_Records for this exercise_.
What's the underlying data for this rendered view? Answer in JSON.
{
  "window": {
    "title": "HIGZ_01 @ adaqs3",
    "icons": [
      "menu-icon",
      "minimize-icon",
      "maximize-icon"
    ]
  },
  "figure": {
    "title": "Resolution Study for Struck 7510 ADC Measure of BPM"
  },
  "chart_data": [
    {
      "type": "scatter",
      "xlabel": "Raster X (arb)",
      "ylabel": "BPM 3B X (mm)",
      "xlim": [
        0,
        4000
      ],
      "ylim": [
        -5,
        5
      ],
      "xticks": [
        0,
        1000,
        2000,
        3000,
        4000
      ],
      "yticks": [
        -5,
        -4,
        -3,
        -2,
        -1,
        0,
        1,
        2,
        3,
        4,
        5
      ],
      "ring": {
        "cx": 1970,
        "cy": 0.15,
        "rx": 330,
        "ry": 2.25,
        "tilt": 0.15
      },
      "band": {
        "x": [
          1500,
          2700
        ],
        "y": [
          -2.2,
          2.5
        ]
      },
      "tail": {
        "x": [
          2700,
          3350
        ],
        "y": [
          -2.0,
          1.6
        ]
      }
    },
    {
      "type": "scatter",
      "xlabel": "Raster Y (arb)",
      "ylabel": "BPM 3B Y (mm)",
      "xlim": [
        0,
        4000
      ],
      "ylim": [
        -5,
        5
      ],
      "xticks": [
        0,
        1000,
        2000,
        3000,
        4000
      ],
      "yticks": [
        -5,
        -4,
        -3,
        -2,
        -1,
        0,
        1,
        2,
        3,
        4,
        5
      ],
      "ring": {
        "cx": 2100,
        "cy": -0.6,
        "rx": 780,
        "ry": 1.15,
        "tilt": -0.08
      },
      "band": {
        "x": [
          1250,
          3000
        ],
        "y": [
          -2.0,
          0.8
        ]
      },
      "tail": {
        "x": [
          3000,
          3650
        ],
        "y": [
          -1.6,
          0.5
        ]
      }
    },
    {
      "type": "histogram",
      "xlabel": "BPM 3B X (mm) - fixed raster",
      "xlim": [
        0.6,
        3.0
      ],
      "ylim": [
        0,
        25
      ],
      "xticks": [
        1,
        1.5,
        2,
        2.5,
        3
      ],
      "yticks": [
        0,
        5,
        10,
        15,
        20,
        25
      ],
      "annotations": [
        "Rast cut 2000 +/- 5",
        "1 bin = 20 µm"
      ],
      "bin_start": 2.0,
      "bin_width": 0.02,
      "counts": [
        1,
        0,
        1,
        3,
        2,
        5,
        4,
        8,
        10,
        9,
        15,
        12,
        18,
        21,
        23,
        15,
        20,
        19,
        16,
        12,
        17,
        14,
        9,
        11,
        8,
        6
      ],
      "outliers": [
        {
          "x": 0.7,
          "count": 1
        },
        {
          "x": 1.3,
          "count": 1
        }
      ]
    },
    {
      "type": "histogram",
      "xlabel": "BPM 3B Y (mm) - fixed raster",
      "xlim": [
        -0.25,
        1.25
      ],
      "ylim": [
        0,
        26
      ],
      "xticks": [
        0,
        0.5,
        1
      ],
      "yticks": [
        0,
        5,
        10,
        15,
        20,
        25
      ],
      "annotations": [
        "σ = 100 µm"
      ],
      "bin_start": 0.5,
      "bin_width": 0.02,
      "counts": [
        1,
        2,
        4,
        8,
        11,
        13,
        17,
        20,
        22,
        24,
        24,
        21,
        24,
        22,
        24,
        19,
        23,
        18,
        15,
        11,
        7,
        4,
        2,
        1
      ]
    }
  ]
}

_Do this_.
Your task is to repeat the data exactly, with nothing left out.

_Answer in full_.
What's the underlying data for this rendered view? Answer in JSON.
{
  "window": {
    "title": "HIGZ_01 @ adaqs3",
    "icons": [
      "menu-icon",
      "minimize-icon",
      "maximize-icon"
    ]
  },
  "figure": {
    "title": "Resolution Study for Struck 7510 ADC Measure of BPM"
  },
  "chart_data": [
    {
      "type": "scatter",
      "xlabel": "Raster X (arb)",
      "ylabel": "BPM 3B X (mm)",
      "xlim": [
        0,
        4000
      ],
      "ylim": [
        -5,
        5
      ],
      "xticks": [
        0,
        1000,
        2000,
        3000,
        4000
      ],
      "yticks": [
        -5,
        -4,
        -3,
        -2,
        -1,
        0,
        1,
        2,
        3,
        4,
        5
      ],
      "ring": {
        "cx": 1970,
        "cy": 0.15,
        "rx": 330,
        "ry": 2.25,
        "tilt": 0.15
      },
      "band": {
        "x": [
          1500,
          2700
        ],
        "y": [
          -2.2,
          2.5
        ]
      },
      "tail": {
        "x": [
          2700,
          3350
        ],
        "y": [
          -2.0,
          1.6
        ]
      }
    },
    {
      "type": "scatter",
      "xlabel": "Raster Y (arb)",
      "ylabel": "BPM 3B Y (mm)",
      "xlim": [
        0,
        4000
      ],
      "ylim": [
        -5,
        5
      ],
      "xticks": [
        0,
        1000,
        2000,
        3000,
        4000
      ],
      "yticks": [
        -5,
        -4,
        -3,
        -2,
        -1,
        0,
        1,
        2,
        3,
        4,
        5
      ],
      "ring": {
        "cx": 2100,
        "cy": -0.6,
        "rx": 780,
        "ry": 1.15,
        "tilt": -0.08
      },
      "band": {
        "x": [
          1250,
          3000
        ],
        "y": [
          -2.0,
          0.8
        ]
      },
      "tail": {
        "x": [
          3000,
          3650
        ],
        "y": [
          -1.6,
          0.5
        ]
      }
    },
    {
      "type": "histogram",
      "xlabel": "BPM 3B X (mm) - fixed raster",
      "xlim": [
        0.6,
        3.0
      ],
      "ylim": [
        0,
        25
      ],
      "xticks": [
        1,
        1.5,
        2,
        2.5,
        3
      ],
      "yticks": [
        0,
        5,
        10,
        15,
        20,
        25
      ],
      "annotations": [
        "Rast cut 2000 +/- 5",
        "1 bin = 20 µm"
      ],
      "bin_start": 2.0,
      "bin_width": 0.02,
      "counts": [
        1,
        0,
        1,
        3,
        2,
        5,
        4,
        8,
        10,
        9,
        15,
        12,
        18,
        21,
        23,
        15,
        20,
        19,
        16,
        12,
        17,
        14,
        9,
        11,
        8,
        6
      ],
      "outliers": [
        {
          "x": 0.7,
          "count": 1
        },
        {
          "x": 1.3,
          "count": 1
        }
      ]
    },
    {
      "type": "histogram",
      "xlabel": "BPM 3B Y (mm) - fixed raster",
      "xlim": [
        -0.25,
        1.25
      ],
      "ylim": [
        0,
        26
      ],
      "xticks": [
        0,
        0.5,
        1
      ],
      "yticks": [
        0,
        5,
        10,
        15,
        20,
        25
      ],
      "annotations": [
        "σ = 100 µm"
      ],
      "bin_start": 0.5,
      "bin_width": 0.02,
      "counts": [
        1,
        2,
        4,
        8,
        11,
        13,
        17,
        20,
        22,
        24,
        24,
        21,
        24,
        22,
        24,
        19,
        23,
        18,
        15,
        11,
        7,
        4,
        2,
        1
      ]
    }
  ]
}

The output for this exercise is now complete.